* **Requirement**:
Output the data exactly, with every line intact.

━━━ Input ━━━

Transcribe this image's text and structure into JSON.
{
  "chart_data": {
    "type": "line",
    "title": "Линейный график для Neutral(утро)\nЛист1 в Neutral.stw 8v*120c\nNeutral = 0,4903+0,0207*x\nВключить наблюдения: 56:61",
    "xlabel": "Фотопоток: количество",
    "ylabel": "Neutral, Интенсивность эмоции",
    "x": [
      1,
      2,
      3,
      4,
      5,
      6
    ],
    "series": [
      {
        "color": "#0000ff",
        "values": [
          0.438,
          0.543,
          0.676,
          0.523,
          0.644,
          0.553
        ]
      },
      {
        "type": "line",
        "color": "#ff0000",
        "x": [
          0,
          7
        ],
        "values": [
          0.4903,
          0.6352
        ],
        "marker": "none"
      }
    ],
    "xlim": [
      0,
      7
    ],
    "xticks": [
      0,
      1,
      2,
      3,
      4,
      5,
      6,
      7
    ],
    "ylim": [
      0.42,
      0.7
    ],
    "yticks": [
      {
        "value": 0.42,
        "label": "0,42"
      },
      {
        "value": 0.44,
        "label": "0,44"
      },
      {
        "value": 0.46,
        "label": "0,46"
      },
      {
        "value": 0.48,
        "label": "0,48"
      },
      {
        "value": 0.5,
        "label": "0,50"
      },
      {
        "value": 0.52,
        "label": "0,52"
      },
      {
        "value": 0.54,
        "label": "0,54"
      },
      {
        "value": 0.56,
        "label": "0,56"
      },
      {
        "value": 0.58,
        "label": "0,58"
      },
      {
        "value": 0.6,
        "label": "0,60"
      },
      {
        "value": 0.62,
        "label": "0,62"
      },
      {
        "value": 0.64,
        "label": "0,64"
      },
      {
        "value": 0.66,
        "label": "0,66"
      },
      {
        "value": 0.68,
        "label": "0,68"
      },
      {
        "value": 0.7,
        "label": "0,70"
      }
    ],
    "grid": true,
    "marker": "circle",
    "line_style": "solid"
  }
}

━━━

* **Written response**:
Transcribe this image's text and structure into JSON.
{
  "chart_data": {
    "type": "line",
    "title": "Линейный график для Neutral(утро)\nЛист1 в Neutral.stw 8v*120c\nNeutral = 0,4903+0,0207*x\nВключить наблюдения: 56:61",
    "xlabel": "Фотопоток: количество",
    "ylabel": "Neutral, Интенсивность эмоции",
    "x": [
      1,
      2,
      3,
      4,
      5,
      6
    ],
    "series": [
      {
        "color": "#0000ff",
        "values": [
          0.438,
          0.543,
          0.676,
          0.523,
          0.644,
          0.553
        ]
      },
      {
        "type": "line",
        "color": "#ff0000",
        "x": [
          0,
          7
        ],
        "values": [
          0.4903,
          0.6352
        ],
        "marker": "none"
      }
    ],
    "xlim": [
      0,
      7
    ],
    "xticks": [
      0,
      1,
      2,
      3,
      4,
      5,
      6,
      7
    ],
    "ylim": [
      0.42,
      0.7
    ],
    "yticks": [
      {
        "value": 0.42,
        "label": "0,42"
      },
      {
        "value": 0.44,
        "label": "0,44"
      },
      {
        "value": 0.46,
        "label": "0,46"
      },
      {
        "value": 0.48,
        "label": "0,48"
      },
      {
        "value": 0.5,
        "label": "0,50"
      },
      {
        "value": 0.52,
        "label": "0,52"
      },
      {
        "value": 0.54,
        "label": "0,54"
      },
      {
        "value": 0.56,
        "label": "0,56"
      },
      {
        "value": 0.58,
        "label": "0,58"
      },
      {
        "value": 0.6,
        "label": "0,60"
      },
      {
        "value": 0.62,
        "label": "0,62"
      },
      {
        "value": 0.64,
        "label": "0,64"
      },
      {
        "value": 0.66,
        "label": "0,66"
      },
      {
        "value": 0.68,
        "label": "0,68"
      },
      {
        "value": 0.7,
        "label": "0,70"
      }
    ],
    "grid": true,
    "marker": "circle",
    "line_style": "solid"
  }
}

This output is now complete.